O QUE FAZER:
A. Liste todas as cidades e todos os países citados no texto sobre a natureza humana.
B. Cite literalmente o trecho do texto sobre a natureza humana que vai de "Somos todos os" até "transformando em monstros.", incluindo ambos.

TEXTO BASE:
__________

Edição nº 124

Da natureza humana

Da natureza humana

     Somos todos os dias bombardeados por atos de crueldade, e nos perguntamos: como o homem pode ser capaz de tanta perfídia? O exemplo vai do Rio de Janeiro, onde tive uma amigo jornalista (Tim Lopes) que foi barbaramente torturado antes de ser morto, até a prisão de Abu Graib, no Iraque, onde rapazes e moças americanos, que sempre se comportaram como exemplo em suas pequenas comunidades provincianas, terminam se transformando em monstros.
      Em 1971, professores da Universidade de Stanford, nos EUA, criaram uma espécie de prisão simulada, nos porões da Faculdade de Psicologia. Escolheram, sem qualquer critério especial, 12 estudantes para guardas, e outros 12 como prisioneiros; todos vindo do mesmo meio social, classe média, educação rígida, valores morais dignos. Durante duas semanas, seria dado aos “carcereiros”, o total poder sobre os “presos”.

__________

LINHAS DE DADOS:

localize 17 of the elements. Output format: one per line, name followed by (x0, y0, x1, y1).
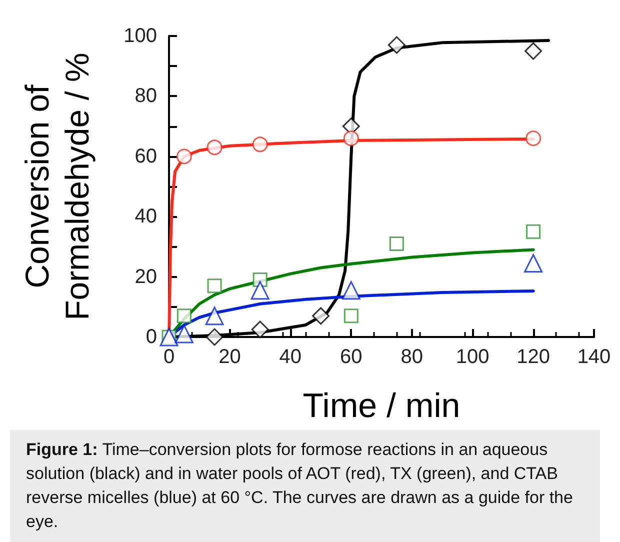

__________

RESPOSTAS:
A. Rio de Janeiro, Iraque, EUA

B.
Somos todos os dias bombardeados por atos de crueldade, e nos perguntamos: como o homem pode ser capaz de tanta perfídia? O exemplo vai do Rio de Janeiro, onde tive uma amigo jornalista (Tim Lopes) que foi barbaramente torturado antes de ser morto, até a prisão de Abu Graib, no Iraque, onde rapazes e moças americanos, que sempre se comportaram como exemplo em suas pequenas comunidades provincianas, terminam se transformando em monstros.